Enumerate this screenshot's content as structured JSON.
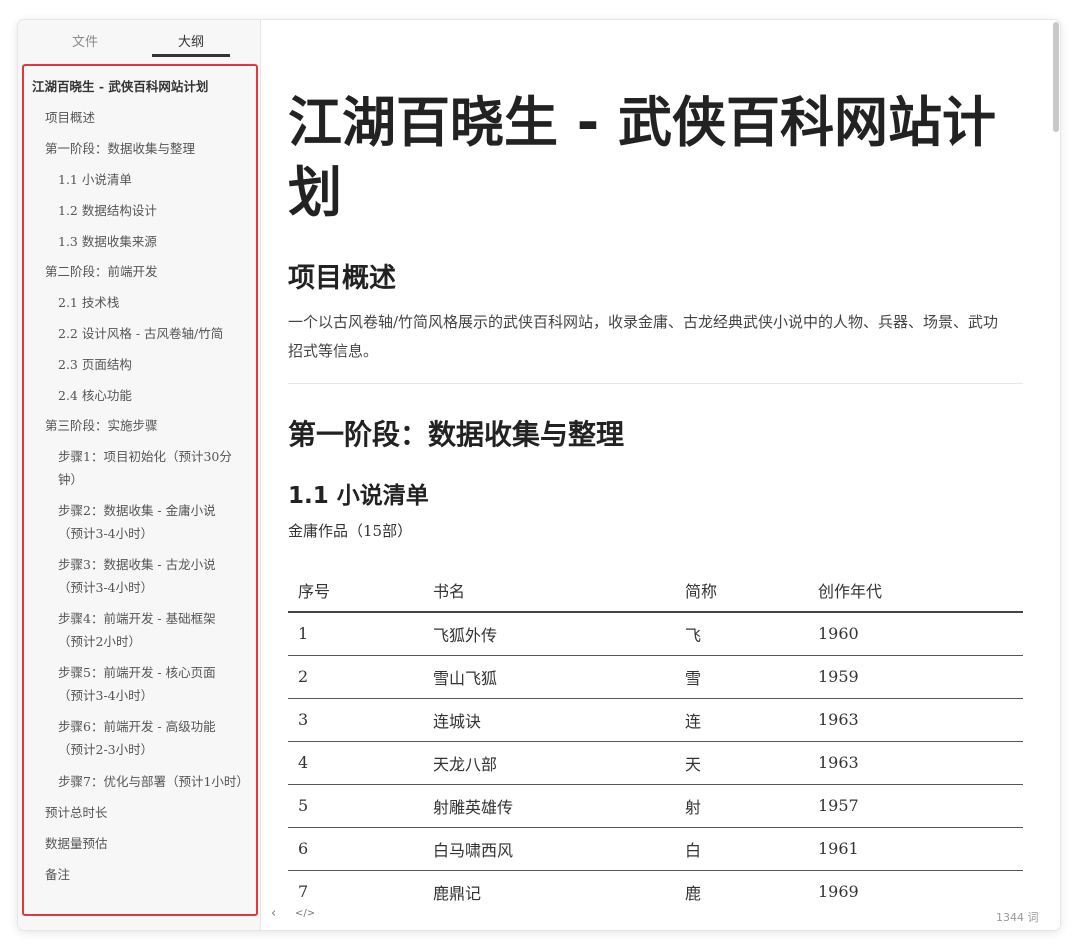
{
  "sidebar": {
    "tabs": {
      "files": "文件",
      "outline": "大纲"
    },
    "outline": [
      {
        "label": "江湖百晓生 - 武侠百科网站计划",
        "level": 1
      },
      {
        "label": "项目概述",
        "level": 2
      },
      {
        "label": "第一阶段：数据收集与整理",
        "level": 2
      },
      {
        "label": "1.1 小说清单",
        "level": 3
      },
      {
        "label": "1.2 数据结构设计",
        "level": 3
      },
      {
        "label": "1.3 数据收集来源",
        "level": 3
      },
      {
        "label": "第二阶段：前端开发",
        "level": 2
      },
      {
        "label": "2.1 技术栈",
        "level": 3
      },
      {
        "label": "2.2 设计风格 - 古风卷轴/竹简",
        "level": 3
      },
      {
        "label": "2.3 页面结构",
        "level": 3
      },
      {
        "label": "2.4 核心功能",
        "level": 3
      },
      {
        "label": "第三阶段：实施步骤",
        "level": 2
      },
      {
        "label": "步骤1：项目初始化（预计30分钟）",
        "level": 3
      },
      {
        "label": "步骤2：数据收集 - 金庸小说（预计3-4小时）",
        "level": 3
      },
      {
        "label": "步骤3：数据收集 - 古龙小说（预计3-4小时）",
        "level": 3
      },
      {
        "label": "步骤4：前端开发 - 基础框架（预计2小时）",
        "level": 3
      },
      {
        "label": "步骤5：前端开发 - 核心页面（预计3-4小时）",
        "level": 3
      },
      {
        "label": "步骤6：前端开发 - 高级功能（预计2-3小时）",
        "level": 3
      },
      {
        "label": "步骤7：优化与部署（预计1小时）",
        "level": 3
      },
      {
        "label": "预计总时长",
        "level": 2
      },
      {
        "label": "数据量预估",
        "level": 2
      },
      {
        "label": "备注",
        "level": 2
      }
    ]
  },
  "document": {
    "title": "江湖百晓生 - 武侠百科网站计划",
    "overview_heading": "项目概述",
    "overview_text": "一个以古风卷轴/竹简风格展示的武侠百科网站，收录金庸、古龙经典武侠小说中的人物、兵器、场景、武功招式等信息。",
    "phase1_heading": "第一阶段：数据收集与整理",
    "novels_heading": "1.1 小说清单",
    "jin_yong_label": "金庸作品（15部）",
    "table": {
      "headers": [
        "序号",
        "书名",
        "简称",
        "创作年代"
      ],
      "rows": [
        [
          "1",
          "飞狐外传",
          "飞",
          "1960"
        ],
        [
          "2",
          "雪山飞狐",
          "雪",
          "1959"
        ],
        [
          "3",
          "连城诀",
          "连",
          "1963"
        ],
        [
          "4",
          "天龙八部",
          "天",
          "1963"
        ],
        [
          "5",
          "射雕英雄传",
          "射",
          "1957"
        ],
        [
          "6",
          "白马啸西风",
          "白",
          "1961"
        ],
        [
          "7",
          "鹿鼎记",
          "鹿",
          "1969"
        ]
      ]
    }
  },
  "status": {
    "word_count": "1344 词",
    "back_icon": "chevron-left-icon",
    "source_icon": "code-icon"
  },
  "colors": {
    "highlight_border": "#e0383e",
    "sidebar_bg": "#f7f7f7"
  }
}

* * * * * * *

_WHAT IS EXPECTED_
Out of the records, collect only those lines that contain the string "icon".

_FULL RESPONSE_
    "back_icon": "chevron-left-icon",
    "source_icon": "code-icon"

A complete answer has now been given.